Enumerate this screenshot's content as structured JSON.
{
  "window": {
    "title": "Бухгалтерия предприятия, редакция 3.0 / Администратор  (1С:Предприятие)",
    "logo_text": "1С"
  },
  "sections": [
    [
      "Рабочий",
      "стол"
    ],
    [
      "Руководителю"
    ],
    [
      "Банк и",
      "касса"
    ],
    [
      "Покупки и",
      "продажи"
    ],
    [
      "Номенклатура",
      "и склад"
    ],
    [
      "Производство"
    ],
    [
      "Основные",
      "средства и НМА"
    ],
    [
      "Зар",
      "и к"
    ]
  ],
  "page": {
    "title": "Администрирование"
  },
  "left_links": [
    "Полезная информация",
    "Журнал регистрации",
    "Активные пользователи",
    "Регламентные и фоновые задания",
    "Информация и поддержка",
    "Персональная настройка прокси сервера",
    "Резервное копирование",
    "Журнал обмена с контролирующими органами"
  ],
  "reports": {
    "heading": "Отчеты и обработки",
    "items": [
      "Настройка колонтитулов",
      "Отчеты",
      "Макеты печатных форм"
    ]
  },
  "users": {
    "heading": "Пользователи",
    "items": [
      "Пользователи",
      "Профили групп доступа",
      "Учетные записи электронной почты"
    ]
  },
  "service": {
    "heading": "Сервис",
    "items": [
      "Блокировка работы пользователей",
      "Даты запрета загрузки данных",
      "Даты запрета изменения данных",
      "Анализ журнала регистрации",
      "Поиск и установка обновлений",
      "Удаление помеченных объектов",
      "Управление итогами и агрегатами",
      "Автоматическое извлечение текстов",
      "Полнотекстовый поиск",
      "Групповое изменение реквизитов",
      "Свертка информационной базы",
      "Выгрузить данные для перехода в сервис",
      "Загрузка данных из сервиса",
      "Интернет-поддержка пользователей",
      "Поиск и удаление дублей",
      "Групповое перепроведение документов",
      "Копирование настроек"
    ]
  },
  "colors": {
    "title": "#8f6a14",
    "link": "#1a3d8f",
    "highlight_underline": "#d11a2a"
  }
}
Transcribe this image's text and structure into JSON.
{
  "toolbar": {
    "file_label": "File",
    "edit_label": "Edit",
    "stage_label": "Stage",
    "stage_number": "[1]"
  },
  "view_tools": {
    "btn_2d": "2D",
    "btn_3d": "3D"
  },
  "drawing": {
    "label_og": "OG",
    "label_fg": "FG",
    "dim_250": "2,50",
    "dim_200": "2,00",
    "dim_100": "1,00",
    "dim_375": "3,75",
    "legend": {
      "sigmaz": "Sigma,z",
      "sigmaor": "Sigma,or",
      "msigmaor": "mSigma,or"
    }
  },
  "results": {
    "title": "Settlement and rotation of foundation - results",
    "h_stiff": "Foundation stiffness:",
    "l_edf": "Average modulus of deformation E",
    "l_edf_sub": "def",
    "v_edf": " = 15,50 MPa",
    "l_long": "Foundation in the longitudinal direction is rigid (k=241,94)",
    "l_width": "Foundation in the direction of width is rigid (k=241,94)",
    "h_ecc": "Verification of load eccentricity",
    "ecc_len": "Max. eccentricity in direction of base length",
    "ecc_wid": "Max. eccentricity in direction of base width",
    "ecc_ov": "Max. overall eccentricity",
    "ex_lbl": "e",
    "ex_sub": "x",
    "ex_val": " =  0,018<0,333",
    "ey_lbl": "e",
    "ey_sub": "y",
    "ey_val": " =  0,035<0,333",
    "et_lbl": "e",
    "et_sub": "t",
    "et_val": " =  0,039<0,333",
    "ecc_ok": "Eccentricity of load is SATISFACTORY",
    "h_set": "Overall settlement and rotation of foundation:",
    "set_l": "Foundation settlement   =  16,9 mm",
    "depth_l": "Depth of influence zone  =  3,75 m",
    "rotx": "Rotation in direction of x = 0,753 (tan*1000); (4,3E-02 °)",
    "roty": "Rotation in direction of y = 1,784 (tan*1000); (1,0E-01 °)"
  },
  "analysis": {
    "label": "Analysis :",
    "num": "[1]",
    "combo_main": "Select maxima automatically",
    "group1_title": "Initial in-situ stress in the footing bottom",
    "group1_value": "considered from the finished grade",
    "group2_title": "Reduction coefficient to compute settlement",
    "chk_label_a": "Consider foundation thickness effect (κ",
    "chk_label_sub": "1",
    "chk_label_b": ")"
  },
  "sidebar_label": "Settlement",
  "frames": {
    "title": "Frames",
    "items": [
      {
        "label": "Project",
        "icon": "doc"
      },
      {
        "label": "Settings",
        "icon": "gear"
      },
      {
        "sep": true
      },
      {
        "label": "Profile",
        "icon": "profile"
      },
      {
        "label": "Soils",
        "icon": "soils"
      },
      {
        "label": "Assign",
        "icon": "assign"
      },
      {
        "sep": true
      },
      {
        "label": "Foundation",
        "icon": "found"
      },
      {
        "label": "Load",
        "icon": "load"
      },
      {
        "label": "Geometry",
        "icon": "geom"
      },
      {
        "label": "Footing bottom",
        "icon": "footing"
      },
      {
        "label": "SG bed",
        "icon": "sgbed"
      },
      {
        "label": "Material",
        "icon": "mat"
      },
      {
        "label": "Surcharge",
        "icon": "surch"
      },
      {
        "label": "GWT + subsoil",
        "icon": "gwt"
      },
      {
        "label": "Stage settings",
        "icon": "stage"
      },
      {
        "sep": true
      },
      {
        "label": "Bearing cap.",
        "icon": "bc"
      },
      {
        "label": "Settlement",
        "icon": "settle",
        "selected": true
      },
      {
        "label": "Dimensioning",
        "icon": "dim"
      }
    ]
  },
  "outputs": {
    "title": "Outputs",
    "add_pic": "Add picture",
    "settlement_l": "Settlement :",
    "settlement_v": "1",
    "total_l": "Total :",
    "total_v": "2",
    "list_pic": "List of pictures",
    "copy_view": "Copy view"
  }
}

= = = =

- _REQUIRED WORK_
Work through the listing above and report how many lines include the string "пользователей", with no other text.

- _RESPONSE_
2